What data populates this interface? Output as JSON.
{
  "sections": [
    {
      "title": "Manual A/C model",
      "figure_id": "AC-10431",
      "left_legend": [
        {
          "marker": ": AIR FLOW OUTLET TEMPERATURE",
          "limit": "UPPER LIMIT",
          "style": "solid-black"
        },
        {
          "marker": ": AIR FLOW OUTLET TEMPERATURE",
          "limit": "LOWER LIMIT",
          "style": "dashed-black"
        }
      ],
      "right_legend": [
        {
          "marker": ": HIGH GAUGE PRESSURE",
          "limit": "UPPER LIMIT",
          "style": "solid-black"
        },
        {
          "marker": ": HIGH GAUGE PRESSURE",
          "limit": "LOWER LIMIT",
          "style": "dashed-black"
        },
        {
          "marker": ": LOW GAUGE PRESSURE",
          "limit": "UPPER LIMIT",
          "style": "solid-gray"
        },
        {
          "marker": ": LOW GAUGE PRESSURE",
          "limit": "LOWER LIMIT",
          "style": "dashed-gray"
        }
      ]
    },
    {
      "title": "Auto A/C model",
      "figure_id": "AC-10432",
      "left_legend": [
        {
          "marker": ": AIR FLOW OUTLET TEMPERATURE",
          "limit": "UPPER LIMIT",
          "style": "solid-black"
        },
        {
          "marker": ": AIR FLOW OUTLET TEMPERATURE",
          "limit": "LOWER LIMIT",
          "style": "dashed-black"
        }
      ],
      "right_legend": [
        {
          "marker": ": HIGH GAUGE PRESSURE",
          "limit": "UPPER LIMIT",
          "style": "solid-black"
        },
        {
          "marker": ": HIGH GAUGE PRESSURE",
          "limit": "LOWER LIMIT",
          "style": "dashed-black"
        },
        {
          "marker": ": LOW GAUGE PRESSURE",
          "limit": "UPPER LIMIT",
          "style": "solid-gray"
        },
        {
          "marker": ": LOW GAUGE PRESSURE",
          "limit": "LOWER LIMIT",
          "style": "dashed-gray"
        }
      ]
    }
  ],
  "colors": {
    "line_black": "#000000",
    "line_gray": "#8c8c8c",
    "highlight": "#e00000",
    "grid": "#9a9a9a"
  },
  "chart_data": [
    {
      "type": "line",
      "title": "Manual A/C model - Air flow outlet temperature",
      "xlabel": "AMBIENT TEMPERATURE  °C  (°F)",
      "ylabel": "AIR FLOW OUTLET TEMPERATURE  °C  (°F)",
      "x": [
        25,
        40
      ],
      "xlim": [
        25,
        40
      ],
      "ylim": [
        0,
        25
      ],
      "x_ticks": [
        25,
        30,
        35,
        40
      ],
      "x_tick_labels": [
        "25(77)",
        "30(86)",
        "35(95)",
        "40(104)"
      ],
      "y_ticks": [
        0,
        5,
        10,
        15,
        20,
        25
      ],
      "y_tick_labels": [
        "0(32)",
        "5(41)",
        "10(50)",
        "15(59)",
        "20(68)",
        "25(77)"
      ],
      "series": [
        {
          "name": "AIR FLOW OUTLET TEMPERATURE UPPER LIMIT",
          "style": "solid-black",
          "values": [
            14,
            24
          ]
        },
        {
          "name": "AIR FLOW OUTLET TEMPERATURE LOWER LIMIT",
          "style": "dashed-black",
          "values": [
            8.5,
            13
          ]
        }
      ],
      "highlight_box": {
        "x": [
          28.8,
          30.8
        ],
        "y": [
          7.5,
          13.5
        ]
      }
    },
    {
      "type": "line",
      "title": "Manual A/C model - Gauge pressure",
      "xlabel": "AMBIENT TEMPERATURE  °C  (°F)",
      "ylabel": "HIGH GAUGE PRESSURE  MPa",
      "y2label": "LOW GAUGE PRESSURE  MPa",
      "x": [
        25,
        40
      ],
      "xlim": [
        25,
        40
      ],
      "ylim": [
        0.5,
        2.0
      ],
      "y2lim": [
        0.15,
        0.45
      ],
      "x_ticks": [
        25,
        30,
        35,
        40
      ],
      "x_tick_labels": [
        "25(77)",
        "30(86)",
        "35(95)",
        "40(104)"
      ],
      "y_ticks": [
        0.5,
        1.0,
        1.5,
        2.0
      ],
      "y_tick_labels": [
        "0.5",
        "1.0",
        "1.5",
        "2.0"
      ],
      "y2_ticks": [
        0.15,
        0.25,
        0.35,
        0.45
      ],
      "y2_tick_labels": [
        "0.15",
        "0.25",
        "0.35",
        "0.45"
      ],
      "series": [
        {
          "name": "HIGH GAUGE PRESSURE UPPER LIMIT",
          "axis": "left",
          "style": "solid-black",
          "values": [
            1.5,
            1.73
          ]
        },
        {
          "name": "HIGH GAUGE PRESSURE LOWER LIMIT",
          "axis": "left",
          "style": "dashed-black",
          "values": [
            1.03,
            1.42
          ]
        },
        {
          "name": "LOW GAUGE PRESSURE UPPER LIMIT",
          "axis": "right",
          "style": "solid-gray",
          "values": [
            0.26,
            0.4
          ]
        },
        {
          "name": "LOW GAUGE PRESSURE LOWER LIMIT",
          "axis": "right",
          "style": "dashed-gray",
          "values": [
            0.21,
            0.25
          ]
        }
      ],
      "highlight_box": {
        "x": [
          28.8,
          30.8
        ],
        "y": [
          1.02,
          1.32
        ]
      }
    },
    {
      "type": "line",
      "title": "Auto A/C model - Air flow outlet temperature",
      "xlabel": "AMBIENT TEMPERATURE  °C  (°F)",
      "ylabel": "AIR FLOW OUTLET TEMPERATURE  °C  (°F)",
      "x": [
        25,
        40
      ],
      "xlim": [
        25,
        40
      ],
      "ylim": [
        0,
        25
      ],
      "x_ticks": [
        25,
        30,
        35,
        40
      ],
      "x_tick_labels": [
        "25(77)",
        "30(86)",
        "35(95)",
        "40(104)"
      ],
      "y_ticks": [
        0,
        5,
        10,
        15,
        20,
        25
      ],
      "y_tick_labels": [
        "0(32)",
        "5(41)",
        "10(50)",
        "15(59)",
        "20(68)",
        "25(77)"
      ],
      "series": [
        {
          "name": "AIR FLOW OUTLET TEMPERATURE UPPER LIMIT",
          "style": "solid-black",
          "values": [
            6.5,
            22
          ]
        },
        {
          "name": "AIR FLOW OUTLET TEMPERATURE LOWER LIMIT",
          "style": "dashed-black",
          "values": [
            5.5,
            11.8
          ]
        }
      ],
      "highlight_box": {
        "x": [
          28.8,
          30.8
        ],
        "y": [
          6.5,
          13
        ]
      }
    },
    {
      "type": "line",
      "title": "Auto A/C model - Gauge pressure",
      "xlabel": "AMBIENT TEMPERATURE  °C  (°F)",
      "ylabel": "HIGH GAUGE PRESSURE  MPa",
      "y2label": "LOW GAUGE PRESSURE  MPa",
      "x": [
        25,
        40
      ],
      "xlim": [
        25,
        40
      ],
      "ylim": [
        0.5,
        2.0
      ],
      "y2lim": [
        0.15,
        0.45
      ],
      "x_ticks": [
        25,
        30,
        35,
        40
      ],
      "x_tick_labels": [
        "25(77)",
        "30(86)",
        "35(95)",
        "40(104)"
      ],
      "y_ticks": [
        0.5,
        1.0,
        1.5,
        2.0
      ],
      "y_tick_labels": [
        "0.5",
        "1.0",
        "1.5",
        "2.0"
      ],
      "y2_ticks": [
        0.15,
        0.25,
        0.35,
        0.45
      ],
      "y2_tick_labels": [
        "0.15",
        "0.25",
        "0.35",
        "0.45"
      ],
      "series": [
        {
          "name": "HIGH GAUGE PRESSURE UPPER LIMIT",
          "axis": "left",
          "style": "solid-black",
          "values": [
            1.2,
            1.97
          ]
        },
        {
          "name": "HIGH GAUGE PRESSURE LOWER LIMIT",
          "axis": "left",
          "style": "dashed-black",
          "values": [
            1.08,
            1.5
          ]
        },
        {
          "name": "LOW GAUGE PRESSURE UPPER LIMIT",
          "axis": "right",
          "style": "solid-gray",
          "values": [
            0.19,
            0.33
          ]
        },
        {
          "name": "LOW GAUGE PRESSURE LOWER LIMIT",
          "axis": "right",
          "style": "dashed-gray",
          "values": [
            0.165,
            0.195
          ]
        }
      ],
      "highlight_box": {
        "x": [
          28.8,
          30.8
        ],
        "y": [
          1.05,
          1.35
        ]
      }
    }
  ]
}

______________________________

- Instructions for the task
Go through the records. Copy each line where "Manual" appears.

- Final answer
      "title": "Manual A/C model",
      "title": "Manual A/C model - Air flow outlet temperature",
      "title": "Manual A/C model - Gauge pressure",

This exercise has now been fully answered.